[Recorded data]
>>>>

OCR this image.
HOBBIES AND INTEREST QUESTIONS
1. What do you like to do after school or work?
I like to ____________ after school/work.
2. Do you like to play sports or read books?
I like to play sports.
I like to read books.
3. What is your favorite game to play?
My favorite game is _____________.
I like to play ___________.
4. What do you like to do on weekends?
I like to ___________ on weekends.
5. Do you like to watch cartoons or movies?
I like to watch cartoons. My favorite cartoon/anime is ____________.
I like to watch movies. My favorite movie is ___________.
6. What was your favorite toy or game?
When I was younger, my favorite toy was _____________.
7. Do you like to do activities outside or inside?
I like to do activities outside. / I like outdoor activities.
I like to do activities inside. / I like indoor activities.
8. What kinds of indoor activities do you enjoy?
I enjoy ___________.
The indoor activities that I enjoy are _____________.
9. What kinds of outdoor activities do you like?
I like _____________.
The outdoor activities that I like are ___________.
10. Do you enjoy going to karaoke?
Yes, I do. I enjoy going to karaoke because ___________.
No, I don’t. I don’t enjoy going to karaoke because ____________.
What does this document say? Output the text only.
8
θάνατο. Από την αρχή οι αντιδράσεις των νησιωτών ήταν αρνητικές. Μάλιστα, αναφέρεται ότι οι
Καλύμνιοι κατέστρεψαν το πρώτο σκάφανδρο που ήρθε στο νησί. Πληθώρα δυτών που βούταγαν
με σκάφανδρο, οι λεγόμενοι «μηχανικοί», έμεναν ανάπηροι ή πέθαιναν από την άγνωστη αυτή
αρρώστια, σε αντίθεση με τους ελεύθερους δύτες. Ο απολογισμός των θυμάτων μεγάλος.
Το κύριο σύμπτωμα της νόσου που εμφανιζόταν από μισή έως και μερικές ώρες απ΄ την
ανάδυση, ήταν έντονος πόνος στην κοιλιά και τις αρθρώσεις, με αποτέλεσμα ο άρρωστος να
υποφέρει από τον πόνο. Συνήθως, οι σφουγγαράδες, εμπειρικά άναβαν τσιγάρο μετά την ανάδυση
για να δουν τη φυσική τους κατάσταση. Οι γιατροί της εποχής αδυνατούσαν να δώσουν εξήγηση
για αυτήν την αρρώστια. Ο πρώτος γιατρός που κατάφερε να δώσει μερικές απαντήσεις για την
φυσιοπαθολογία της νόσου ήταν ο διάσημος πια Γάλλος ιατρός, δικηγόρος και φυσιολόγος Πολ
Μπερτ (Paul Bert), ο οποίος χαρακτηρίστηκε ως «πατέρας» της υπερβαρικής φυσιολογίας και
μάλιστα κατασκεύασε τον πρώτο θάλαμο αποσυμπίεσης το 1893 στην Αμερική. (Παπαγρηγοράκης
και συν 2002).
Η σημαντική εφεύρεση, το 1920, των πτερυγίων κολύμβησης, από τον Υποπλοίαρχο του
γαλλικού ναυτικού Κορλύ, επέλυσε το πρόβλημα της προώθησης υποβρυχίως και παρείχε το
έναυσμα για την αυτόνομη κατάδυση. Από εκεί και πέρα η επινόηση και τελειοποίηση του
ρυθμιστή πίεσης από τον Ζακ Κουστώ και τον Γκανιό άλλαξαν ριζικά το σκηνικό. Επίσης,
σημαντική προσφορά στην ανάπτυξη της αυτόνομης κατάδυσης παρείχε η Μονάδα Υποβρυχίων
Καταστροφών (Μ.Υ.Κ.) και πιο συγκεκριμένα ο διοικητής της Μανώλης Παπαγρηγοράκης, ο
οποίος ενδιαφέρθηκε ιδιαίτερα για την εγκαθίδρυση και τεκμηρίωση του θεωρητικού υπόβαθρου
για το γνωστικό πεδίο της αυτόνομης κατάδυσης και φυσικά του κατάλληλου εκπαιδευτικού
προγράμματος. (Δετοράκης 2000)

<<<<

**GOAL**
Which lines above hold the word "οποίος"? Copy each of them.

**FINISHED TASK**
Μπερτ (Paul Bert), ο οποίος χαρακτηρίστηκε ως «πατέρας» της υπερβαρικής φυσιολογίας και
οποίος ενδιαφέρθηκε ιδιαίτερα για την εγκαθίδρυση και τεκμηρίωση του θεωρητικού υπόβαθρου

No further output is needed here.